Do this:
Collect every line of the records below that contains the word "SWITCH".

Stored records
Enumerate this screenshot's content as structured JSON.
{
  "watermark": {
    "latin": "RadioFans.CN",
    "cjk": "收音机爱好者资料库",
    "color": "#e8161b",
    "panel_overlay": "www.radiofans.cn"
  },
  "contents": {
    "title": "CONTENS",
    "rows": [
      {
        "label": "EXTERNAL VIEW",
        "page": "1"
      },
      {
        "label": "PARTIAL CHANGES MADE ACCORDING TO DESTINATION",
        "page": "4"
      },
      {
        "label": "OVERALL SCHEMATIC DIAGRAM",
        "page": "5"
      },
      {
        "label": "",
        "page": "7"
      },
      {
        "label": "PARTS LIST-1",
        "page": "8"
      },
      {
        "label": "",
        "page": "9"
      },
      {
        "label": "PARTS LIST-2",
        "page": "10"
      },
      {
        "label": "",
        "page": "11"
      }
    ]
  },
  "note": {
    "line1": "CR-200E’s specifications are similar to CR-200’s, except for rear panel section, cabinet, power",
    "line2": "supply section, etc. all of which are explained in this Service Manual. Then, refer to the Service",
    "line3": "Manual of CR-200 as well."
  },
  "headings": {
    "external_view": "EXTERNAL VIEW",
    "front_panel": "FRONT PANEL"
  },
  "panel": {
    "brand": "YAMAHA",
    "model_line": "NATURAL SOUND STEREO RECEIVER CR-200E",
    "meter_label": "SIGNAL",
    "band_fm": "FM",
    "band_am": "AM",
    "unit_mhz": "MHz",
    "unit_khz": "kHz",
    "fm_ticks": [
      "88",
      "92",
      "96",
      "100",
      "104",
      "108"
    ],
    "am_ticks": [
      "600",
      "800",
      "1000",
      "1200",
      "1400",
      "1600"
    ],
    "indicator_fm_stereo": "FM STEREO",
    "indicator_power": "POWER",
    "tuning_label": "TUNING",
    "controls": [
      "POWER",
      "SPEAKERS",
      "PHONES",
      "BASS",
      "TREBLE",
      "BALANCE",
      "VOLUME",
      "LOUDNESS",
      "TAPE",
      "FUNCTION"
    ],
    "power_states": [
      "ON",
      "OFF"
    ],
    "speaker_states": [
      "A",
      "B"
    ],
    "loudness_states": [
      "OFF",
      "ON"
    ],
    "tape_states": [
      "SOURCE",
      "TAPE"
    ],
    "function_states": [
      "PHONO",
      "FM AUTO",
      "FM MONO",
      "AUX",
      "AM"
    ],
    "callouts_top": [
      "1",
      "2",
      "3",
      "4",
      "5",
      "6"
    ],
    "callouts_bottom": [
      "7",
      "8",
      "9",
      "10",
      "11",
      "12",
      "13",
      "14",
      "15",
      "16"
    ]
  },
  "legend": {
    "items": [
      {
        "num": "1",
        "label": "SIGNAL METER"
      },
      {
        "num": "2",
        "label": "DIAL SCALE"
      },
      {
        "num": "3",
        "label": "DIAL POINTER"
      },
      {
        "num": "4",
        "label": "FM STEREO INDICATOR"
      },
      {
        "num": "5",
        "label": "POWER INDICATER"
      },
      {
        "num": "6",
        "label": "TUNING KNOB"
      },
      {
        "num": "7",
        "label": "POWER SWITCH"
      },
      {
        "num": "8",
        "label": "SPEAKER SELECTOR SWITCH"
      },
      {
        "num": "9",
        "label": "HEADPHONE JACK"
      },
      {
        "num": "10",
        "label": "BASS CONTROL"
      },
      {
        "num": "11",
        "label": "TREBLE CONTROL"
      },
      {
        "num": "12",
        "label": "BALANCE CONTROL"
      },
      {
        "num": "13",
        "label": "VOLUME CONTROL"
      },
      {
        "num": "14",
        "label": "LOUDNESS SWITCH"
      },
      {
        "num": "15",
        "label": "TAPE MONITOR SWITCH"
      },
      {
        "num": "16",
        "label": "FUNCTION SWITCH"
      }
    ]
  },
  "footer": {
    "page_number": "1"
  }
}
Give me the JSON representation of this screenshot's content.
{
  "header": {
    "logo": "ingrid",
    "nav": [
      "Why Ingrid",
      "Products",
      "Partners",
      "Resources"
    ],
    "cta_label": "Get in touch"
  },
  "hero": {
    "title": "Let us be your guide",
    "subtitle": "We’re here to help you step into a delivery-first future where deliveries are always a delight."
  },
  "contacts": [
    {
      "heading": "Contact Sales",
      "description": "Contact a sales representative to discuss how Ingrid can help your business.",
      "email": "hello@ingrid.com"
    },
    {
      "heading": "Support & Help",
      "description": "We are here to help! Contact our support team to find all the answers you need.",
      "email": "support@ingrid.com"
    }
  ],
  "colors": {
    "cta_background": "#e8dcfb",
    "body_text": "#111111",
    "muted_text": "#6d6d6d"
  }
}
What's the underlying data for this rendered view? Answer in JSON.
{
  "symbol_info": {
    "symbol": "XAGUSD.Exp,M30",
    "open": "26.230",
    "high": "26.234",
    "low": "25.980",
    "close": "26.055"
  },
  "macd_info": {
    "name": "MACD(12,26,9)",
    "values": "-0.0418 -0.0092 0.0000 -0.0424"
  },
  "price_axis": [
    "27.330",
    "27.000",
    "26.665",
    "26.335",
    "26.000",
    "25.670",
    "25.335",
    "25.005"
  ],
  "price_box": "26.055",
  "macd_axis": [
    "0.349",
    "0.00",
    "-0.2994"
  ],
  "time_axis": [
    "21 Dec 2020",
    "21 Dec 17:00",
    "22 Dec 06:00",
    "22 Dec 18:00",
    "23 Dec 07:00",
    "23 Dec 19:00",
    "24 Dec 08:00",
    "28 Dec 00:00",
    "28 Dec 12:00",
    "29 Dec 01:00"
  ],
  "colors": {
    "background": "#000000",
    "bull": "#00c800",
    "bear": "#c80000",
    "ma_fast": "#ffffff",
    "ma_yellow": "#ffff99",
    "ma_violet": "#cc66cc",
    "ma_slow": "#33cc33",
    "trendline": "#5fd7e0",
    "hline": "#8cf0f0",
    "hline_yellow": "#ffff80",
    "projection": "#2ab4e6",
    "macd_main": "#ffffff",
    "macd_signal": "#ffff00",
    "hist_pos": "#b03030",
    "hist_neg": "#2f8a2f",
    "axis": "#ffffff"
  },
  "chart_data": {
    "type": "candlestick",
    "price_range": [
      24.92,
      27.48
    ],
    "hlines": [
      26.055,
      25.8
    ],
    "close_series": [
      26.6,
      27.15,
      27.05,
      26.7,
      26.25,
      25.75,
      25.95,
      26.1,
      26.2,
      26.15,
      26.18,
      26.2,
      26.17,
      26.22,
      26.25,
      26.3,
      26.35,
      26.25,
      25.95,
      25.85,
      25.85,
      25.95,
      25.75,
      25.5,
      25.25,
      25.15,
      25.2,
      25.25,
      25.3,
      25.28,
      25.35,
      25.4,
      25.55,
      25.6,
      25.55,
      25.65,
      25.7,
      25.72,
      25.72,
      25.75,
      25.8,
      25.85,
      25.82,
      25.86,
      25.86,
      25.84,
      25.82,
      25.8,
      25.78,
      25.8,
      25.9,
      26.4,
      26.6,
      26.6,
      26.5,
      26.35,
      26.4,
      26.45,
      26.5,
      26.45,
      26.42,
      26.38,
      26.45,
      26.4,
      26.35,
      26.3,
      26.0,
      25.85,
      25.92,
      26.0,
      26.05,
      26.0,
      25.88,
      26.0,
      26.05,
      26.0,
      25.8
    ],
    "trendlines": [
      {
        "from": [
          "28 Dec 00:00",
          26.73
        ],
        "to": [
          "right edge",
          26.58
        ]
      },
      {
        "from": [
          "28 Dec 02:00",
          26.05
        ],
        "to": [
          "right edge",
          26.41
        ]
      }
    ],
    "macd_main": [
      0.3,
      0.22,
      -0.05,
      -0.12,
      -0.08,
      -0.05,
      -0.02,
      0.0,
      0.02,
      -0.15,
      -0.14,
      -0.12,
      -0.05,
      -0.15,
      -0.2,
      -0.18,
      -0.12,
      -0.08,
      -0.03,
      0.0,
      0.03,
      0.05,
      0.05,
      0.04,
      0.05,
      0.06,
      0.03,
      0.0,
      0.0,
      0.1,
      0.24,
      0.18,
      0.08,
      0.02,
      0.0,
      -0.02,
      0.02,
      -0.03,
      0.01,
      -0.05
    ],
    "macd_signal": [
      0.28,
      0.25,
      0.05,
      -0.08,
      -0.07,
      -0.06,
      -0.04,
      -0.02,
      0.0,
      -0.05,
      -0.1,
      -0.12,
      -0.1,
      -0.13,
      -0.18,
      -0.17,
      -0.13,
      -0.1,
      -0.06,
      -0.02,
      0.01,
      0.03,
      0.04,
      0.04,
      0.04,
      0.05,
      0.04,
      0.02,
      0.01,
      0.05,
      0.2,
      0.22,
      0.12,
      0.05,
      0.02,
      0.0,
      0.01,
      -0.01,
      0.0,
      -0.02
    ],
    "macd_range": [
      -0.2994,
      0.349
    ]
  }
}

Worked solution:
        "label": "POWER SWITCH"
        "label": "SPEAKER SELECTOR SWITCH"
        "label": "LOUDNESS SWITCH"
        "label": "TAPE MONITOR SWITCH"
        "label": "FUNCTION SWITCH"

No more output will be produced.